Task details: Repeat the lines that follow, leaving nothing out.

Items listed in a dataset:
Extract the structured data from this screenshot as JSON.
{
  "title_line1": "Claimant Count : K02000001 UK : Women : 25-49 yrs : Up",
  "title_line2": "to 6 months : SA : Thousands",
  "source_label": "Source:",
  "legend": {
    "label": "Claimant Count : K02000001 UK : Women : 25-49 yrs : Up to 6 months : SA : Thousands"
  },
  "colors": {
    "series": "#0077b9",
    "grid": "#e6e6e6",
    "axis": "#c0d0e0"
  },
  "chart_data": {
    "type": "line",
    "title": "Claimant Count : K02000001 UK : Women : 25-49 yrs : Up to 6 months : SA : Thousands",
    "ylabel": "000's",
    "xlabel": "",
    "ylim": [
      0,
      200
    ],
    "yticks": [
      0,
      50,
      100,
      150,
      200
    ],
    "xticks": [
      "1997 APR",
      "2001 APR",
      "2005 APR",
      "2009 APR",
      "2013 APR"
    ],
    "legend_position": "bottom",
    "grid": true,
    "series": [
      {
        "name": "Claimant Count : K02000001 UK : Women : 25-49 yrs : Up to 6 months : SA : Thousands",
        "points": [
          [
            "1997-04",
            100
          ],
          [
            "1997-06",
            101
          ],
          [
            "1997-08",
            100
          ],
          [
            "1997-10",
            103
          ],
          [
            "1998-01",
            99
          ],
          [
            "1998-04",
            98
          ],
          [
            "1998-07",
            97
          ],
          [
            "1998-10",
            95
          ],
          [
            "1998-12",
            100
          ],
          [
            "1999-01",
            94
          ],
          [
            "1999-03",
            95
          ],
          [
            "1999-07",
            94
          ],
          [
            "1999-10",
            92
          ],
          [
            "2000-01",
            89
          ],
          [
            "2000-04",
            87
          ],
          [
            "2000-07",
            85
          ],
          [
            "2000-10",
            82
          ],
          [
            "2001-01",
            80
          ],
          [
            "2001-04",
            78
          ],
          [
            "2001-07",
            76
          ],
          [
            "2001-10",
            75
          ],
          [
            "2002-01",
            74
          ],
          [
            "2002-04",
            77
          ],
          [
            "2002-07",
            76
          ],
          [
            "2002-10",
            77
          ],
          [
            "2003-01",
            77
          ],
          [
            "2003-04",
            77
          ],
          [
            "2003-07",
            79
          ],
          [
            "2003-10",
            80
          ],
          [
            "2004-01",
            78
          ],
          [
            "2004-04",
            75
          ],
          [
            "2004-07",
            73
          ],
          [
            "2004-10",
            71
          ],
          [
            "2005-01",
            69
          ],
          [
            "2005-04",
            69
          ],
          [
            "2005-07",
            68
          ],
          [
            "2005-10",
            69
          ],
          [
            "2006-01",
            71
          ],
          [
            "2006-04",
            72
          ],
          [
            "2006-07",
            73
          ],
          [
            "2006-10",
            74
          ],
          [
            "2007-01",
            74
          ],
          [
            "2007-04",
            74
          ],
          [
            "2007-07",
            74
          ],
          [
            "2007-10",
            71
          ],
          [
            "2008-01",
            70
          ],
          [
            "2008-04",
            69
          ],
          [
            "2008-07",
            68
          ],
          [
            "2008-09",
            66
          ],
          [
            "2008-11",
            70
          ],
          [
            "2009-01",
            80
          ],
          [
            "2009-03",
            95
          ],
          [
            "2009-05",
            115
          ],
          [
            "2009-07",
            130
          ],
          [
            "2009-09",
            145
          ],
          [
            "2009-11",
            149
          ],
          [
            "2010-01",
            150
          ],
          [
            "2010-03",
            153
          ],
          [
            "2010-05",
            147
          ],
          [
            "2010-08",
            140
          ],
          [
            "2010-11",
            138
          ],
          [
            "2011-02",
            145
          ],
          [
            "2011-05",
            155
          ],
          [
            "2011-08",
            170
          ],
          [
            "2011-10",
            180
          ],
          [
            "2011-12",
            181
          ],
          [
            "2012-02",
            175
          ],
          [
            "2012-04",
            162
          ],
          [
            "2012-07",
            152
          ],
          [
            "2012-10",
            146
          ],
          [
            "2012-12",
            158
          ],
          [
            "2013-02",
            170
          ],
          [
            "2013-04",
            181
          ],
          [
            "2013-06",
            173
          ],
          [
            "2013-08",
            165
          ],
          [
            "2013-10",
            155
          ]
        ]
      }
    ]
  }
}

Output below:
Extract the structured data from this screenshot as JSON.
{
  "title_line1": "Claimant Count : K02000001 UK : Women : 25-49 yrs : Up",
  "title_line2": "to 6 months : SA : Thousands",
  "source_label": "Source:",
  "legend": {
    "label": "Claimant Count : K02000001 UK : Women : 25-49 yrs : Up to 6 months : SA : Thousands"
  },
  "colors": {
    "series": "#0077b9",
    "grid": "#e6e6e6",
    "axis": "#c0d0e0"
  },
  "chart_data": {
    "type": "line",
    "title": "Claimant Count : K02000001 UK : Women : 25-49 yrs : Up to 6 months : SA : Thousands",
    "ylabel": "000's",
    "xlabel": "",
    "ylim": [
      0,
      200
    ],
    "yticks": [
      0,
      50,
      100,
      150,
      200
    ],
    "xticks": [
      "1997 APR",
      "2001 APR",
      "2005 APR",
      "2009 APR",
      "2013 APR"
    ],
    "legend_position": "bottom",
    "grid": true,
    "series": [
      {
        "name": "Claimant Count : K02000001 UK : Women : 25-49 yrs : Up to 6 months : SA : Thousands",
        "points": [
          [
            "1997-04",
            100
          ],
          [
            "1997-06",
            101
          ],
          [
            "1997-08",
            100
          ],
          [
            "1997-10",
            103
          ],
          [
            "1998-01",
            99
          ],
          [
            "1998-04",
            98
          ],
          [
            "1998-07",
            97
          ],
          [
            "1998-10",
            95
          ],
          [
            "1998-12",
            100
          ],
          [
            "1999-01",
            94
          ],
          [
            "1999-03",
            95
          ],
          [
            "1999-07",
            94
          ],
          [
            "1999-10",
            92
          ],
          [
            "2000-01",
            89
          ],
          [
            "2000-04",
            87
          ],
          [
            "2000-07",
            85
          ],
          [
            "2000-10",
            82
          ],
          [
            "2001-01",
            80
          ],
          [
            "2001-04",
            78
          ],
          [
            "2001-07",
            76
          ],
          [
            "2001-10",
            75
          ],
          [
            "2002-01",
            74
          ],
          [
            "2002-04",
            77
          ],
          [
            "2002-07",
            76
          ],
          [
            "2002-10",
            77
          ],
          [
            "2003-01",
            77
          ],
          [
            "2003-04",
            77
          ],
          [
            "2003-07",
            79
          ],
          [
            "2003-10",
            80
          ],
          [
            "2004-01",
            78
          ],
          [
            "2004-04",
            75
          ],
          [
            "2004-07",
            73
          ],
          [
            "2004-10",
            71
          ],
          [
            "2005-01",
            69
          ],
          [
            "2005-04",
            69
          ],
          [
            "2005-07",
            68
          ],
          [
            "2005-10",
            69
          ],
          [
            "2006-01",
            71
          ],
          [
            "2006-04",
            72
          ],
          [
            "2006-07",
            73
          ],
          [
            "2006-10",
            74
          ],
          [
            "2007-01",
            74
          ],
          [
            "2007-04",
            74
          ],
          [
            "2007-07",
            74
          ],
          [
            "2007-10",
            71
          ],
          [
            "2008-01",
            70
          ],
          [
            "2008-04",
            69
          ],
          [
            "2008-07",
            68
          ],
          [
            "2008-09",
            66
          ],
          [
            "2008-11",
            70
          ],
          [
            "2009-01",
            80
          ],
          [
            "2009-03",
            95
          ],
          [
            "2009-05",
            115
          ],
          [
            "2009-07",
            130
          ],
          [
            "2009-09",
            145
          ],
          [
            "2009-11",
            149
          ],
          [
            "2010-01",
            150
          ],
          [
            "2010-03",
            153
          ],
          [
            "2010-05",
            147
          ],
          [
            "2010-08",
            140
          ],
          [
            "2010-11",
            138
          ],
          [
            "2011-02",
            145
          ],
          [
            "2011-05",
            155
          ],
          [
            "2011-08",
            170
          ],
          [
            "2011-10",
            180
          ],
          [
            "2011-12",
            181
          ],
          [
            "2012-02",
            175
          ],
          [
            "2012-04",
            162
          ],
          [
            "2012-07",
            152
          ],
          [
            "2012-10",
            146
          ],
          [
            "2012-12",
            158
          ],
          [
            "2013-02",
            170
          ],
          [
            "2013-04",
            181
          ],
          [
            "2013-06",
            173
          ],
          [
            "2013-08",
            165
          ],
          [
            "2013-10",
            155
          ]
        ]
      }
    ]
  }
}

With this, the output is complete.